Your task = Using the data below, tally the lines that include the string "SELATAN". Only the number is wanted.

[Records]
»»

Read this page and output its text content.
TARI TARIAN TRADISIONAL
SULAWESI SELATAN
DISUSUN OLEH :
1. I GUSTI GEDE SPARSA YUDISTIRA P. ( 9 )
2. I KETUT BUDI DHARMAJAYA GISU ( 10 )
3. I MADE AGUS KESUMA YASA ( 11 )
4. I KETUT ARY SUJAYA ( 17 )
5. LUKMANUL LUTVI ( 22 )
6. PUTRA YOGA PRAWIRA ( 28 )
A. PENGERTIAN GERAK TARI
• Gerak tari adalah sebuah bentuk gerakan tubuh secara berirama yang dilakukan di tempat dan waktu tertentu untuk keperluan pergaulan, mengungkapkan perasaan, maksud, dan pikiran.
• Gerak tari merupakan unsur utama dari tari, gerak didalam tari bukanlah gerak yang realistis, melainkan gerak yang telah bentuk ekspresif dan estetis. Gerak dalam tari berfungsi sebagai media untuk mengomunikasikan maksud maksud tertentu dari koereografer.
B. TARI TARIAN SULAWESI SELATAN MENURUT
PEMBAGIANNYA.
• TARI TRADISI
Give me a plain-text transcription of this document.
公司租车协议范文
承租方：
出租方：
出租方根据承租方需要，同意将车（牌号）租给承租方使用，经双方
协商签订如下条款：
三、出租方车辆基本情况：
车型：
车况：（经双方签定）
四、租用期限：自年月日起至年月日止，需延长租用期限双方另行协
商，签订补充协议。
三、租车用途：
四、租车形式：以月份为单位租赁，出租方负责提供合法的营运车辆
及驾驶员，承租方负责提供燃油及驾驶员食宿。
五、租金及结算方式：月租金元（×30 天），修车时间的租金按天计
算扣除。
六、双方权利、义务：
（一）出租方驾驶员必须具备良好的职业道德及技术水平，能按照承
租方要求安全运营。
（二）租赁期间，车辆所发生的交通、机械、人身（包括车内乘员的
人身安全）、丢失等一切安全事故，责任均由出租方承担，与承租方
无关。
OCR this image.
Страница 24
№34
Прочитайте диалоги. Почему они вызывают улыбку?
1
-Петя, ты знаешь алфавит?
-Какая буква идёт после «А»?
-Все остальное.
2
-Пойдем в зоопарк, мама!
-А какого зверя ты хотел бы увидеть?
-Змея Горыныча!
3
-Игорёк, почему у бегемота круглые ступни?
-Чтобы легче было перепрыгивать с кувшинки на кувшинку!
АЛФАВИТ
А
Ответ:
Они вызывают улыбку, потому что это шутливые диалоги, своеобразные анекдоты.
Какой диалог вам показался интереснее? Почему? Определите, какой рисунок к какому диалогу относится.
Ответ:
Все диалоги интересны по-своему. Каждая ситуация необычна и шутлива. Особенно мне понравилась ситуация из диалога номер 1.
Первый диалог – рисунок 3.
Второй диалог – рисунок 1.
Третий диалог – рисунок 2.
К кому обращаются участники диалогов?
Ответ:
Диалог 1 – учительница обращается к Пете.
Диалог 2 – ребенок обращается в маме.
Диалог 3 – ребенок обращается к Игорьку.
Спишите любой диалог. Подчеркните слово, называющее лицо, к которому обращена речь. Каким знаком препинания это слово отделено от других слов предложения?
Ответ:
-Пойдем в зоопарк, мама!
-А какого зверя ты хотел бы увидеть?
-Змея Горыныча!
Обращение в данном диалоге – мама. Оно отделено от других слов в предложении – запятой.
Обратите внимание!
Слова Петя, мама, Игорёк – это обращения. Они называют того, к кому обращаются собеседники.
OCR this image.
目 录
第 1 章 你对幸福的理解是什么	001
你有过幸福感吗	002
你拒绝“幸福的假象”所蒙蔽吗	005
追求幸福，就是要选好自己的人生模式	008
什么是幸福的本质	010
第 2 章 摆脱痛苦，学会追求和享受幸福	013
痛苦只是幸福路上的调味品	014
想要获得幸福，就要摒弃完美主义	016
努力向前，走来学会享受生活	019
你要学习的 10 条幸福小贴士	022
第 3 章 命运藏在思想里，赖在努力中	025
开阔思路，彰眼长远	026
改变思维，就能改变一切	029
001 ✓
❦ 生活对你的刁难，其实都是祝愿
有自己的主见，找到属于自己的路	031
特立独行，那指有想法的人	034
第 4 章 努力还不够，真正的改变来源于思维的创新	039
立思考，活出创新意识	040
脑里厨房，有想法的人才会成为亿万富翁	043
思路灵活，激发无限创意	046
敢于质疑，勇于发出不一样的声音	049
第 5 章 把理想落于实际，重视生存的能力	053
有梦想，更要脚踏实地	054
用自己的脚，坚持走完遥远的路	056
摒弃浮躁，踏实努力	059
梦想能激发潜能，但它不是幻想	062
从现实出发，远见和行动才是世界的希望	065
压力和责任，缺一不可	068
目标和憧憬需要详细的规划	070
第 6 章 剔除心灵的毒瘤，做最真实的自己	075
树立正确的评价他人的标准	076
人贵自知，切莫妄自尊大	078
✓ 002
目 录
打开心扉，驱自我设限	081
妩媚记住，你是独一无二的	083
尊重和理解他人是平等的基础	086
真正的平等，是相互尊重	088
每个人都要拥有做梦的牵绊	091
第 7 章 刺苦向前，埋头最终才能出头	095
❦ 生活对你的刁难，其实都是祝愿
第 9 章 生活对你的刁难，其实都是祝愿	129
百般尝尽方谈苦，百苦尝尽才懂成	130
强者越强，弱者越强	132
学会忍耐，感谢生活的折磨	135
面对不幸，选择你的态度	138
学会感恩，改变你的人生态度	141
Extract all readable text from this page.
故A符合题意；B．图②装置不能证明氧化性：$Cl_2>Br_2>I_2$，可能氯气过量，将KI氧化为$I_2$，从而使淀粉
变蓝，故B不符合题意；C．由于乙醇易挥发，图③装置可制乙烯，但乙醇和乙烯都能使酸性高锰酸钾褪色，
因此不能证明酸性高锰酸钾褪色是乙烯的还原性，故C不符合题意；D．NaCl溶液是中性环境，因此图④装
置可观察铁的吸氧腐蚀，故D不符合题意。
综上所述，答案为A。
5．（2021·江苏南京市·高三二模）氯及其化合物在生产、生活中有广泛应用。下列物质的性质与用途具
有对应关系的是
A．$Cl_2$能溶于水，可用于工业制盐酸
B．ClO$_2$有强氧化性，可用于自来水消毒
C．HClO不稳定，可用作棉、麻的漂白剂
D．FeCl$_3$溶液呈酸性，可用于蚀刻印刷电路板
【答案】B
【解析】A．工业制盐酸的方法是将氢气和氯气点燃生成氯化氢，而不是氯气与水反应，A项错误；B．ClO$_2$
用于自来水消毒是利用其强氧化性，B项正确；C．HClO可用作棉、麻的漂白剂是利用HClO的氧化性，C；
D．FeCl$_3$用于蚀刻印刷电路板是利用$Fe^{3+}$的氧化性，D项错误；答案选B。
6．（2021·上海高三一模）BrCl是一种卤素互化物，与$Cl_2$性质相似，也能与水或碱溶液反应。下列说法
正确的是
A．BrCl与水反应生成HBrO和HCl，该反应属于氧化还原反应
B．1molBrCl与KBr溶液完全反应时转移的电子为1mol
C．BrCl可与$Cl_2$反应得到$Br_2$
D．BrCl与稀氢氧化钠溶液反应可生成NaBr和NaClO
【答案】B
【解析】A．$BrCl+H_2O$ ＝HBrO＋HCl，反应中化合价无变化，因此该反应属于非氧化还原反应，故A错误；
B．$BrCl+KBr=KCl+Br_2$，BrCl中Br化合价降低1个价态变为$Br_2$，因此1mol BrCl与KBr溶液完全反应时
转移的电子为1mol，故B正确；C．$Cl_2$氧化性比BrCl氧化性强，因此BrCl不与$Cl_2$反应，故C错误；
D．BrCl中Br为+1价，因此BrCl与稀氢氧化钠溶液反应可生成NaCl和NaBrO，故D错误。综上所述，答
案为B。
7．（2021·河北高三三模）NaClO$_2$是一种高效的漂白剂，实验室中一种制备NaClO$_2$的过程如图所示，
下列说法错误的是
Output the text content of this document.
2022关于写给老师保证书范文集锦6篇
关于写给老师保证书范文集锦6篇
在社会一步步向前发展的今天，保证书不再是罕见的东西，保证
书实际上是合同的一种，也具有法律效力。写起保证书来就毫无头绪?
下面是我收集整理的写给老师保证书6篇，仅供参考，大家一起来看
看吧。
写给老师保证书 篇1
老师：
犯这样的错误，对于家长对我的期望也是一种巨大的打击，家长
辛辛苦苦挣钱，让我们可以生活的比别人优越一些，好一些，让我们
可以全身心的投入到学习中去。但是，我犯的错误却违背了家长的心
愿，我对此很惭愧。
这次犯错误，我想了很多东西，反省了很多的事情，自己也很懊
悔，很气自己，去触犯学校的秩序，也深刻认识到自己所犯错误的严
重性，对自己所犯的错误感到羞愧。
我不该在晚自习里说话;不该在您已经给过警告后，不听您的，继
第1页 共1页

««

Response to this task = 2